§ **TASK**: Scan the records below for lines with the word "arvosana", then state how many you find and nothing else.

§ **DATASET RECORDS**:

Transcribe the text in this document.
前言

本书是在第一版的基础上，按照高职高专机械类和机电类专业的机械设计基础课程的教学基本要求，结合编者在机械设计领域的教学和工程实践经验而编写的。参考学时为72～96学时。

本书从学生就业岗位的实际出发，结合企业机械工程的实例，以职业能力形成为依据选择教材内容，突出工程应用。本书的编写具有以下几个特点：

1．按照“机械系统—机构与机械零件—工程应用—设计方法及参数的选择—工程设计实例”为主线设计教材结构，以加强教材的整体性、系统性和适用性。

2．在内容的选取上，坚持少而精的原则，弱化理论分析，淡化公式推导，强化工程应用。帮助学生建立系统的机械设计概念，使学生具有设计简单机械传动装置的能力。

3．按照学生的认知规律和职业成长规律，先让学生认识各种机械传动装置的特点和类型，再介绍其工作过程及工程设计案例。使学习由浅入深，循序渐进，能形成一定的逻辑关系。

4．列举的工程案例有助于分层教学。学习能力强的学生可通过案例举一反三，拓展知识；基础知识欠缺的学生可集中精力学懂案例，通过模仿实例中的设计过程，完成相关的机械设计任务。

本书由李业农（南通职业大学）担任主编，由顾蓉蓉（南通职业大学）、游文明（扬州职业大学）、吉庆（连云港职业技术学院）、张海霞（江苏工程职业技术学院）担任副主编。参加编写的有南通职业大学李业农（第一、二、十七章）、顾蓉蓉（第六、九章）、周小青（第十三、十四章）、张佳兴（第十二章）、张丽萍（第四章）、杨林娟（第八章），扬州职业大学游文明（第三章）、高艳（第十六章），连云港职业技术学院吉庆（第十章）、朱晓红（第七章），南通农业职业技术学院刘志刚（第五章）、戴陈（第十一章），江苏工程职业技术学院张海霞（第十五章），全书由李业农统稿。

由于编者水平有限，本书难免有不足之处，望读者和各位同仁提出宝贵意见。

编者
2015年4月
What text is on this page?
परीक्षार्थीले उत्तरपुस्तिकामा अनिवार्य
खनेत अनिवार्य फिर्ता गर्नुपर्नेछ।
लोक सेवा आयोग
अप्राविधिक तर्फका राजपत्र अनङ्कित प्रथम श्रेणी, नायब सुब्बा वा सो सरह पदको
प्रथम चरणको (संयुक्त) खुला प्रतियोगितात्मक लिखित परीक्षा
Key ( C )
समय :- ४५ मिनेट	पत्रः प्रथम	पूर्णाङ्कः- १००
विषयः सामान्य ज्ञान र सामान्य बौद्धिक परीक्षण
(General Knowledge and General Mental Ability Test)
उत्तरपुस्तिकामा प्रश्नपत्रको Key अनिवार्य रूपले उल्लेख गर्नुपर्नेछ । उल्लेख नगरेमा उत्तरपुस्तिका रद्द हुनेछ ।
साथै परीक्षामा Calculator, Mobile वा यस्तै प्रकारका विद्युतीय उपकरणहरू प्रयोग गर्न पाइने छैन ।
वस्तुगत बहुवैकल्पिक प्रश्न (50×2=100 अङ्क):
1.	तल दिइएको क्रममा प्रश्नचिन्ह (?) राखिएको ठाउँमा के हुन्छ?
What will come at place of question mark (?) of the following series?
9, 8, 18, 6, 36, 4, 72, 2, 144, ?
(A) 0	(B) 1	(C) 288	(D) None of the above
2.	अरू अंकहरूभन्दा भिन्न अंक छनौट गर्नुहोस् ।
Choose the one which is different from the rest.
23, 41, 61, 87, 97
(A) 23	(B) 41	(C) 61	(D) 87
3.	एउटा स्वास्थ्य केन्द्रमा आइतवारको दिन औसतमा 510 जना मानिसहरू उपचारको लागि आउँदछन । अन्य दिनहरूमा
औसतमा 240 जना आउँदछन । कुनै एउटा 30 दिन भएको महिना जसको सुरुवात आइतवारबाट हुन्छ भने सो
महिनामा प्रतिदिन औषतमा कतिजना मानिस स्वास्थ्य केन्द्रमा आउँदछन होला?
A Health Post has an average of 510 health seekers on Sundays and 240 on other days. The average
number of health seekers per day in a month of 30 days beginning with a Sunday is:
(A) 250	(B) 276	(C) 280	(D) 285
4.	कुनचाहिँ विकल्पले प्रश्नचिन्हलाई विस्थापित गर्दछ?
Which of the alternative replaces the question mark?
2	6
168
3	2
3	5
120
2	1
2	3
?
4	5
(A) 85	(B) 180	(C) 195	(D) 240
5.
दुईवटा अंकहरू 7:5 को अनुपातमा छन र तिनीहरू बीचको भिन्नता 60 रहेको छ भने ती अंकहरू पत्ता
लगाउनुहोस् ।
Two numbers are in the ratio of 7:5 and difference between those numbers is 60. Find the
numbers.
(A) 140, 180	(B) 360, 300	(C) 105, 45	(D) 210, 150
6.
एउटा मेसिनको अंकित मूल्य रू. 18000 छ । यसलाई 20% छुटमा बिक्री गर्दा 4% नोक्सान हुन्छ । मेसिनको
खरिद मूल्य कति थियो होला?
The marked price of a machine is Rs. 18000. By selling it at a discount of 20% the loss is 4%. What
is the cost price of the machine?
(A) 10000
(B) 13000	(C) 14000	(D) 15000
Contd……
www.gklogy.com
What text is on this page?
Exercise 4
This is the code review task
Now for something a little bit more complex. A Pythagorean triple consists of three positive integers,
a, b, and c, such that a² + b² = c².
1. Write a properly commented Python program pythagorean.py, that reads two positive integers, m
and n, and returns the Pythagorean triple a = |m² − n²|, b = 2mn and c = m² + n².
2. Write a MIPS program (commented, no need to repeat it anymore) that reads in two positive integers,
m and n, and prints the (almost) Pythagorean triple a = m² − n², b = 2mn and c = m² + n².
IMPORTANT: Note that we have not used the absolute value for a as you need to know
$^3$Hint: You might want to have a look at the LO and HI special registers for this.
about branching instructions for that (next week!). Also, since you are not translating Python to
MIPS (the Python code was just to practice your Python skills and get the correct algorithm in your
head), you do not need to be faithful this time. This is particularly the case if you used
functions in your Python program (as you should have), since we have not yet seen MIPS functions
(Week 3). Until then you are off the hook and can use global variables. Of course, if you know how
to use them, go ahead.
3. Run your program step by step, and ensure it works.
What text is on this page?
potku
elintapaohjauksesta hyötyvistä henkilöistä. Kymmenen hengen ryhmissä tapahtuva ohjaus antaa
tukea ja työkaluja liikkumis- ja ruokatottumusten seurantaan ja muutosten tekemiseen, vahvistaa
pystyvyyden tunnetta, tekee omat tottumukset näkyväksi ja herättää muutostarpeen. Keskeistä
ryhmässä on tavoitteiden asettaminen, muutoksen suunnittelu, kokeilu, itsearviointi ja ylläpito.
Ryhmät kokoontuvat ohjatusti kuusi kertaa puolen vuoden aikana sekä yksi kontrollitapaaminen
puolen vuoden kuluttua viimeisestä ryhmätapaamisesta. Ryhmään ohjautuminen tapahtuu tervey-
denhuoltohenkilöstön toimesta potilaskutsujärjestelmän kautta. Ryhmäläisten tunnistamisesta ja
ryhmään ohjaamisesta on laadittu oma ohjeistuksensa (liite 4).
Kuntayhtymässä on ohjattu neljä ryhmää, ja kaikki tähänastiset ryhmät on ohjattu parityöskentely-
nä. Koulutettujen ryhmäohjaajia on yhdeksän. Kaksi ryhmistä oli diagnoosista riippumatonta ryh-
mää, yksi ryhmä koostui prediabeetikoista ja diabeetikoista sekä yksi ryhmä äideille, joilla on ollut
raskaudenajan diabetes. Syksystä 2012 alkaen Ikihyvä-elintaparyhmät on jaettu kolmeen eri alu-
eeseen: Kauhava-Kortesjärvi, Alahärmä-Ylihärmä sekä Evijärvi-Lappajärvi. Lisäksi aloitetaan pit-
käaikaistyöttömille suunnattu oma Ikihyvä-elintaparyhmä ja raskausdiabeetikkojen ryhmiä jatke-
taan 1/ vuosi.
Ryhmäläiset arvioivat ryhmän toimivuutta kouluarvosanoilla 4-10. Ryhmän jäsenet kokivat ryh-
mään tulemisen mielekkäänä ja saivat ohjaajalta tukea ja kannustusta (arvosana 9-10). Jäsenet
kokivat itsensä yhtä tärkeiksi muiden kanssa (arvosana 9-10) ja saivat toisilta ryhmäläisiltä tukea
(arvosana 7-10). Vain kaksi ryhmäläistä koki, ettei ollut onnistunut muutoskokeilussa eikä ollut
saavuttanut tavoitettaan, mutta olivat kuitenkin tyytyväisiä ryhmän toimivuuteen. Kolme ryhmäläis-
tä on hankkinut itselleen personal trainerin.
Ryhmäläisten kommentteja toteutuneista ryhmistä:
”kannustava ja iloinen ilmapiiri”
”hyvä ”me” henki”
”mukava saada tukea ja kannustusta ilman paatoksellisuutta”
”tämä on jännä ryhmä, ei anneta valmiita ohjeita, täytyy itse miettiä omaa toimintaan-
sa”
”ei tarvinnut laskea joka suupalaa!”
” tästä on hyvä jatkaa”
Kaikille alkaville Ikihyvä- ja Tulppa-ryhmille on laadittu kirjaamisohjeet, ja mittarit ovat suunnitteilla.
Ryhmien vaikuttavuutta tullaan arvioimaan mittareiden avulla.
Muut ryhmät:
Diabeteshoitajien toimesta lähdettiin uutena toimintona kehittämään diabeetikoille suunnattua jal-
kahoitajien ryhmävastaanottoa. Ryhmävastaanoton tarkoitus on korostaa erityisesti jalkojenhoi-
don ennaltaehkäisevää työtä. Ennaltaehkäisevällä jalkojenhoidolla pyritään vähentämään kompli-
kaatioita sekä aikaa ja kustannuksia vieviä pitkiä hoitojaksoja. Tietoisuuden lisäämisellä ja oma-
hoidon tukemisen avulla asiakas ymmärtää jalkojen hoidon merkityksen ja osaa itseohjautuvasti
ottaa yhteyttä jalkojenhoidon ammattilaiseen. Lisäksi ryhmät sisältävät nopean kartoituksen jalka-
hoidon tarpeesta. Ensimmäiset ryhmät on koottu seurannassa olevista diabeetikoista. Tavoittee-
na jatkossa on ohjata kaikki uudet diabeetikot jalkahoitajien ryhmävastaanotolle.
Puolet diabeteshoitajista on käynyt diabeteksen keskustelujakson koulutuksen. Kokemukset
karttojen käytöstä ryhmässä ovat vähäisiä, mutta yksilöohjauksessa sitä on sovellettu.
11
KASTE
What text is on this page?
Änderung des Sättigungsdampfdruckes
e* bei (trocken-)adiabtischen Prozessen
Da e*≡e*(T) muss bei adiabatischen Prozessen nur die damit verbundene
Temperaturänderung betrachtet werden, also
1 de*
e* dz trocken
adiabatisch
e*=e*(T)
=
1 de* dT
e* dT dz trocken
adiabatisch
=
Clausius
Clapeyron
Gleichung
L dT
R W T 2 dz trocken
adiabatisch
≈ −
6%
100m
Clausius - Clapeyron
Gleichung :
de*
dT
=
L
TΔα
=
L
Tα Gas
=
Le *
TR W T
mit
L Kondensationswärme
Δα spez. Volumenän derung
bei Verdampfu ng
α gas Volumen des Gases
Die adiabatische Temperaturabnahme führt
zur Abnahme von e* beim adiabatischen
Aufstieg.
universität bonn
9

§ **RESULT OF THIS TASK**: 3